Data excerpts
■ ■ ■

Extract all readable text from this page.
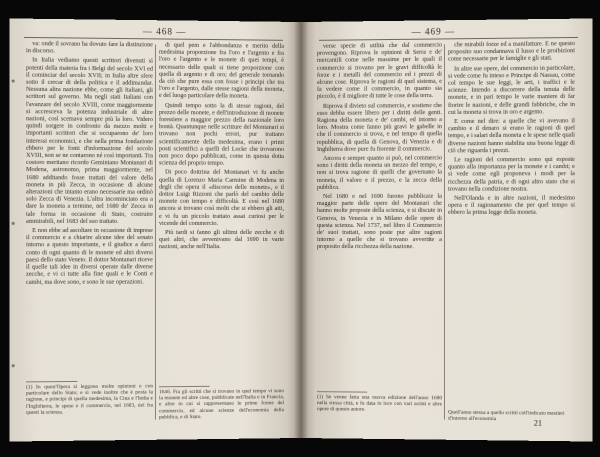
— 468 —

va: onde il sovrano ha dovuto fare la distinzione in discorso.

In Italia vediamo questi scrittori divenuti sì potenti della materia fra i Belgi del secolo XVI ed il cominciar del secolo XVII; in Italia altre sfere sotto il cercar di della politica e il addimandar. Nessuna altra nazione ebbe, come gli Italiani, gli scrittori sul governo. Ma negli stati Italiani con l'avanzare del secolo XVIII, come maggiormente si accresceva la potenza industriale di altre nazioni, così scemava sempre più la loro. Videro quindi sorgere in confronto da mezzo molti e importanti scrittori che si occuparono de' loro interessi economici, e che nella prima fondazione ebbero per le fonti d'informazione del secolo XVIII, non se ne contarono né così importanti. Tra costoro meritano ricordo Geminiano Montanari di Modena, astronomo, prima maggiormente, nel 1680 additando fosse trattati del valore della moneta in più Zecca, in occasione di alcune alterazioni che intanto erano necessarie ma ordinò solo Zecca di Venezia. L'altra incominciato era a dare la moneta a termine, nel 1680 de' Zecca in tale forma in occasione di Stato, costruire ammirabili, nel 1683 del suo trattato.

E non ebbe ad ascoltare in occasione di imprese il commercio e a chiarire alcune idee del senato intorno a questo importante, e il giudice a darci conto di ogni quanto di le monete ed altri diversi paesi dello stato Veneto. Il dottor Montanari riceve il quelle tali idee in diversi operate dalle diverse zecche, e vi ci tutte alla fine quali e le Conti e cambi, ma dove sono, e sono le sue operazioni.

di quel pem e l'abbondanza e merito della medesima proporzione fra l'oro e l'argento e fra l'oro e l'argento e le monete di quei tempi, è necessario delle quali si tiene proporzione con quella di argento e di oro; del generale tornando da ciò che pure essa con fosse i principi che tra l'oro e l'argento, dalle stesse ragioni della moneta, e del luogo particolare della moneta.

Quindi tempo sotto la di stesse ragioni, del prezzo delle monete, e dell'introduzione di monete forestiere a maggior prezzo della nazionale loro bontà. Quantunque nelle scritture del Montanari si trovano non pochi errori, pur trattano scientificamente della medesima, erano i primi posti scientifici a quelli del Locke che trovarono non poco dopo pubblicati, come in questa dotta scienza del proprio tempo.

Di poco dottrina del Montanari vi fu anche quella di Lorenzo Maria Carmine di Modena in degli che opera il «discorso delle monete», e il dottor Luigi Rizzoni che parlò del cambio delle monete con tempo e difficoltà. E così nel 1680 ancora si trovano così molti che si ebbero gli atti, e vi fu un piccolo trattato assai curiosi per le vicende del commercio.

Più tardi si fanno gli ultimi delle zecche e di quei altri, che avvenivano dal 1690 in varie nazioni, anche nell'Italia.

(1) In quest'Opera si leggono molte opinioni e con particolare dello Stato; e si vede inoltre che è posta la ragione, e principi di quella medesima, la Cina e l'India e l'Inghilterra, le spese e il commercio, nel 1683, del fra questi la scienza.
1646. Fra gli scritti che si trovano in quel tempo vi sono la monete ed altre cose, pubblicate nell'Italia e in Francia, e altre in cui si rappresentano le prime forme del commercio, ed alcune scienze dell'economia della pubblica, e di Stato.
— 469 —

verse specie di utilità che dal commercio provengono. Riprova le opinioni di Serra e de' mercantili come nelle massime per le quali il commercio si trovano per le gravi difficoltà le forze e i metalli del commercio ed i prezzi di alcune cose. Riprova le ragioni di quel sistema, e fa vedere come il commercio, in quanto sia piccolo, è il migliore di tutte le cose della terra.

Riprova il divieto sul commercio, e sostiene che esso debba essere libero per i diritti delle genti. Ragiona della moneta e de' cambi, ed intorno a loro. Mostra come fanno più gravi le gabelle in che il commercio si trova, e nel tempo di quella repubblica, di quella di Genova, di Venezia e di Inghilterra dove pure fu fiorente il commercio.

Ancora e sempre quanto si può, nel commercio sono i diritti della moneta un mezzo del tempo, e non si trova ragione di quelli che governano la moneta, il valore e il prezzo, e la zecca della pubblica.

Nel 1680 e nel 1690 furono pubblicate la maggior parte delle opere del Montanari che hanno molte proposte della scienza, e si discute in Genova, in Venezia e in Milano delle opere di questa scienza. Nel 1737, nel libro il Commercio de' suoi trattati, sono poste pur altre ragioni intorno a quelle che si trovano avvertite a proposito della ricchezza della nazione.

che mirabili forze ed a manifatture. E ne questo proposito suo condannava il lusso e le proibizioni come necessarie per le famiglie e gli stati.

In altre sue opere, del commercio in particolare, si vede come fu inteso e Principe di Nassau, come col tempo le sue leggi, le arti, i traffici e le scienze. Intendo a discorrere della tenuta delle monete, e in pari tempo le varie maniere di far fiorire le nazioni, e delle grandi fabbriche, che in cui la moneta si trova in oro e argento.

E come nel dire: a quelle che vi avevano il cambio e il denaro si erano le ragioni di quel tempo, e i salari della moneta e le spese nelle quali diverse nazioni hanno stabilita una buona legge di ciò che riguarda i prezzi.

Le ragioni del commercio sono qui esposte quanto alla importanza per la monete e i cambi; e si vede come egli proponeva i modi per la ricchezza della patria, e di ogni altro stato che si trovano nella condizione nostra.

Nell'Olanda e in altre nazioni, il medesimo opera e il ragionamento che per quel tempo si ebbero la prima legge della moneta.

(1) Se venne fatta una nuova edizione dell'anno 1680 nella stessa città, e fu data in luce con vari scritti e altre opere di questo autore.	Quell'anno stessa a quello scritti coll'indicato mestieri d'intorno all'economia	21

■ ■ ■

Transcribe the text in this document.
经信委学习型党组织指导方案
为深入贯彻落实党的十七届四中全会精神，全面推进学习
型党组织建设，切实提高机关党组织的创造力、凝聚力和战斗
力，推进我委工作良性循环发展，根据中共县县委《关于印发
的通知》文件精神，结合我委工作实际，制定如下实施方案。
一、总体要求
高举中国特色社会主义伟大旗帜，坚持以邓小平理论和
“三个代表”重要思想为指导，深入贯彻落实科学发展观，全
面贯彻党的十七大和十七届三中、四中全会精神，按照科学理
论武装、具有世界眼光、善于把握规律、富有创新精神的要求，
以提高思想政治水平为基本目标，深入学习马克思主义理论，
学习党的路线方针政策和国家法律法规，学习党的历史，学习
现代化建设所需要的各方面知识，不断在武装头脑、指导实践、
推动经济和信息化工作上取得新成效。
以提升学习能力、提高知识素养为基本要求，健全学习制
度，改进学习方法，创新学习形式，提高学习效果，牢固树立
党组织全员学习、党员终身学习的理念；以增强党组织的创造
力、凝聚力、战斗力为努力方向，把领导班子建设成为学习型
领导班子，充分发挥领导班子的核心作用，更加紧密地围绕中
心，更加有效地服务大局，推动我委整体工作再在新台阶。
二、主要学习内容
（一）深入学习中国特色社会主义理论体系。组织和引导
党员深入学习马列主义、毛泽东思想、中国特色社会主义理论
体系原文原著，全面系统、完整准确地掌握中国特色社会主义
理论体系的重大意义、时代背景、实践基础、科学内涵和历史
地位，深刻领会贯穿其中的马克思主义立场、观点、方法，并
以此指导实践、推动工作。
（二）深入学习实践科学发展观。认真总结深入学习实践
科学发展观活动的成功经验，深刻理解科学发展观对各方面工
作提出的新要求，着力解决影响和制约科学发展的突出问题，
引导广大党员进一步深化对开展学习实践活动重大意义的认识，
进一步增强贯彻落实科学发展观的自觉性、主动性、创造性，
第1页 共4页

■ ■ ■

INSTRUCTION
Gather every line from the entries above where the word "quei" appears, and copy them.

COMPLETE ANSWER
di quel pem e l'abbondanza e merito della medesima proporzione fra l'oro e l'argento e fra l'oro e l'argento e le monete di quei tempi, è necessario delle quali si tiene proporzione con quella di argento e di oro; del generale tornando da ciò che pure essa con fosse i principi che tra l'oro e l'argento, dalle stesse ragioni della moneta, e del luogo particolare della moneta.
Più tardi si fanno gli ultimi delle zecche e di quei altri, che avvenivano dal 1690 in varie nazioni, anche nell'Italia.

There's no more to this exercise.